▸ **Aim of the exercise**
Render every entry verbatim.

▸ **Data listing**

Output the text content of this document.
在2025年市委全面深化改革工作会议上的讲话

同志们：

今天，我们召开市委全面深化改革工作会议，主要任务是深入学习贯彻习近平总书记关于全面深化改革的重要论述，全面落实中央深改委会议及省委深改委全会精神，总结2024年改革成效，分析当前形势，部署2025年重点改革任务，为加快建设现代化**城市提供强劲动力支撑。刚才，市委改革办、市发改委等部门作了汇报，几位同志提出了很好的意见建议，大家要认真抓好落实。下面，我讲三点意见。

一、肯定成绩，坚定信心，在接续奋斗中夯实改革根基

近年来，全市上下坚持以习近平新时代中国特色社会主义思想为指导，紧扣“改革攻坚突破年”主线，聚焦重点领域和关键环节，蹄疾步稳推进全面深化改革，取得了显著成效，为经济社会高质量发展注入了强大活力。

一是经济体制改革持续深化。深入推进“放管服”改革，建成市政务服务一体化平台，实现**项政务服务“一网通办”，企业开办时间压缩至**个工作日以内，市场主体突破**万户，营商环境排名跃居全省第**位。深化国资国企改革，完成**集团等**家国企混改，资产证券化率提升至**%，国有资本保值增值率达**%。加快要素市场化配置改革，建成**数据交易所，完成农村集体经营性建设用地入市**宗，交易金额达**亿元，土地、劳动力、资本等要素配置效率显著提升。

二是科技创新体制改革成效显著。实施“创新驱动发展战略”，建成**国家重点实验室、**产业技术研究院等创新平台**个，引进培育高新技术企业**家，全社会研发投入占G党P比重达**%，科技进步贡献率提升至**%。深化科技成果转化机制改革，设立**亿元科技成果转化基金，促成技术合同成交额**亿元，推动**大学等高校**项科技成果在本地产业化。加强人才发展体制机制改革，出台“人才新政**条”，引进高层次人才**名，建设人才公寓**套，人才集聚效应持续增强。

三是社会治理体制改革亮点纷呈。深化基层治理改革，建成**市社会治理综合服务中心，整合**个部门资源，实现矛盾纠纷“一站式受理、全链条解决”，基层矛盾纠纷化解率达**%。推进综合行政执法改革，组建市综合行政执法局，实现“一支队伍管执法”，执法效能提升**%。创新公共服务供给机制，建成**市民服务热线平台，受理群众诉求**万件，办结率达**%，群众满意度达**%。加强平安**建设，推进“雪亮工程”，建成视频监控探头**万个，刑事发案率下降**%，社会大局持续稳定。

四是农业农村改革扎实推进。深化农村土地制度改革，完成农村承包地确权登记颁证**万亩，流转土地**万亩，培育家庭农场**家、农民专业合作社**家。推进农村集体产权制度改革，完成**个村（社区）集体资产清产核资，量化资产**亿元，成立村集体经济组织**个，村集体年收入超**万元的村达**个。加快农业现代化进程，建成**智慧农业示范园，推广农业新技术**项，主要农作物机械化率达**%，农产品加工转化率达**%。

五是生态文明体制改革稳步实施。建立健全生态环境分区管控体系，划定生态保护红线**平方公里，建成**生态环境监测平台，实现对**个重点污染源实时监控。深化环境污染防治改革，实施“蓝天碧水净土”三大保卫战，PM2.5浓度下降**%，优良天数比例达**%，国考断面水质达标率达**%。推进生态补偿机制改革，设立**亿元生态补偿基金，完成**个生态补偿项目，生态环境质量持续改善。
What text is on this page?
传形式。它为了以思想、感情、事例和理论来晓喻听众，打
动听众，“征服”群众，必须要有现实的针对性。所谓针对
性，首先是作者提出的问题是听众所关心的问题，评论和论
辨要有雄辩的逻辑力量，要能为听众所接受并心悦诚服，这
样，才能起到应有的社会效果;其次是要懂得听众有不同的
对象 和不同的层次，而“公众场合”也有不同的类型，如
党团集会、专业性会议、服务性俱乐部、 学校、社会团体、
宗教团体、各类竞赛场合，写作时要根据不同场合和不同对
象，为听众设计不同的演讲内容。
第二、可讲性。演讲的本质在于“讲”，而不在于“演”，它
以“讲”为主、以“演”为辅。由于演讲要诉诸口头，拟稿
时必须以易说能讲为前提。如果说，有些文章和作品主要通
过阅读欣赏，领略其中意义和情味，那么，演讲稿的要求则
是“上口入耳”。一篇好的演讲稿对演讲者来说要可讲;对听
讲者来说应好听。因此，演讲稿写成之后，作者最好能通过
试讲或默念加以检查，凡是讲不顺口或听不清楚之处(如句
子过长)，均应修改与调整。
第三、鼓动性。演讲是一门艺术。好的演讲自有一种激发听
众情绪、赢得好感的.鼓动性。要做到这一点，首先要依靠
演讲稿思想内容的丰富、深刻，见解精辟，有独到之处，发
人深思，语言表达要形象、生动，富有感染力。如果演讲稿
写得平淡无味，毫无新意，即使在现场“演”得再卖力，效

▸ **Solution for this task**
Output the text content of this document.
在2025年市委全面深化改革工作会议上的讲话

同志们：

今天，我们召开市委全面深化改革工作会议，主要任务是深入学习贯彻习近平总书记关于全面深化改革的重要论述，全面落实中央深改委会议及省委深改委全会精神，总结2024年改革成效，分析当前形势，部署2025年重点改革任务，为加快建设现代化**城市提供强劲动力支撑。刚才，市委改革办、市发改委等部门作了汇报，几位同志提出了很好的意见建议，大家要认真抓好落实。下面，我讲三点意见。

一、肯定成绩，坚定信心，在接续奋斗中夯实改革根基

近年来，全市上下坚持以习近平新时代中国特色社会主义思想为指导，紧扣“改革攻坚突破年”主线，聚焦重点领域和关键环节，蹄疾步稳推进全面深化改革，取得了显著成效，为经济社会高质量发展注入了强大活力。

一是经济体制改革持续深化。深入推进“放管服”改革，建成市政务服务一体化平台，实现**项政务服务“一网通办”，企业开办时间压缩至**个工作日以内，市场主体突破**万户，营商环境排名跃居全省第**位。深化国资国企改革，完成**集团等**家国企混改，资产证券化率提升至**%，国有资本保值增值率达**%。加快要素市场化配置改革，建成**数据交易所，完成农村集体经营性建设用地入市**宗，交易金额达**亿元，土地、劳动力、资本等要素配置效率显著提升。

二是科技创新体制改革成效显著。实施“创新驱动发展战略”，建成**国家重点实验室、**产业技术研究院等创新平台**个，引进培育高新技术企业**家，全社会研发投入占G党P比重达**%，科技进步贡献率提升至**%。深化科技成果转化机制改革，设立**亿元科技成果转化基金，促成技术合同成交额**亿元，推动**大学等高校**项科技成果在本地产业化。加强人才发展体制机制改革，出台“人才新政**条”，引进高层次人才**名，建设人才公寓**套，人才集聚效应持续增强。

三是社会治理体制改革亮点纷呈。深化基层治理改革，建成**市社会治理综合服务中心，整合**个部门资源，实现矛盾纠纷“一站式受理、全链条解决”，基层矛盾纠纷化解率达**%。推进综合行政执法改革，组建市综合行政执法局，实现“一支队伍管执法”，执法效能提升**%。创新公共服务供给机制，建成**市民服务热线平台，受理群众诉求**万件，办结率达**%，群众满意度达**%。加强平安**建设，推进“雪亮工程”，建成视频监控探头**万个，刑事发案率下降**%，社会大局持续稳定。

四是农业农村改革扎实推进。深化农村土地制度改革，完成农村承包地确权登记颁证**万亩，流转土地**万亩，培育家庭农场**家、农民专业合作社**家。推进农村集体产权制度改革，完成**个村（社区）集体资产清产核资，量化资产**亿元，成立村集体经济组织**个，村集体年收入超**万元的村达**个。加快农业现代化进程，建成**智慧农业示范园，推广农业新技术**项，主要农作物机械化率达**%，农产品加工转化率达**%。

五是生态文明体制改革稳步实施。建立健全生态环境分区管控体系，划定生态保护红线**平方公里，建成**生态环境监测平台，实现对**个重点污染源实时监控。深化环境污染防治改革，实施“蓝天碧水净土”三大保卫战，PM2.5浓度下降**%，优良天数比例达**%，国考断面水质达标率达**%。推进生态补偿机制改革，设立**亿元生态补偿基金，完成**个生态补偿项目，生态环境质量持续改善。
What text is on this page?
传形式。它为了以思想、感情、事例和理论来晓喻听众，打
动听众，“征服”群众，必须要有现实的针对性。所谓针对
性，首先是作者提出的问题是听众所关心的问题，评论和论
辨要有雄辩的逻辑力量，要能为听众所接受并心悦诚服，这
样，才能起到应有的社会效果;其次是要懂得听众有不同的
对象 和不同的层次，而“公众场合”也有不同的类型，如
党团集会、专业性会议、服务性俱乐部、 学校、社会团体、
宗教团体、各类竞赛场合，写作时要根据不同场合和不同对
象，为听众设计不同的演讲内容。
第二、可讲性。演讲的本质在于“讲”，而不在于“演”，它
以“讲”为主、以“演”为辅。由于演讲要诉诸口头，拟稿
时必须以易说能讲为前提。如果说，有些文章和作品主要通
过阅读欣赏，领略其中意义和情味，那么，演讲稿的要求则
是“上口入耳”。一篇好的演讲稿对演讲者来说要可讲;对听
讲者来说应好听。因此，演讲稿写成之后，作者最好能通过
试讲或默念加以检查，凡是讲不顺口或听不清楚之处(如句
子过长)，均应修改与调整。
第三、鼓动性。演讲是一门艺术。好的演讲自有一种激发听
众情绪、赢得好感的.鼓动性。要做到这一点，首先要依靠
演讲稿思想内容的丰富、深刻，见解精辟，有独到之处，发
人深思，语言表达要形象、生动，富有感染力。如果演讲稿
写得平淡无味，毫无新意，即使在现场“演”得再卖力，效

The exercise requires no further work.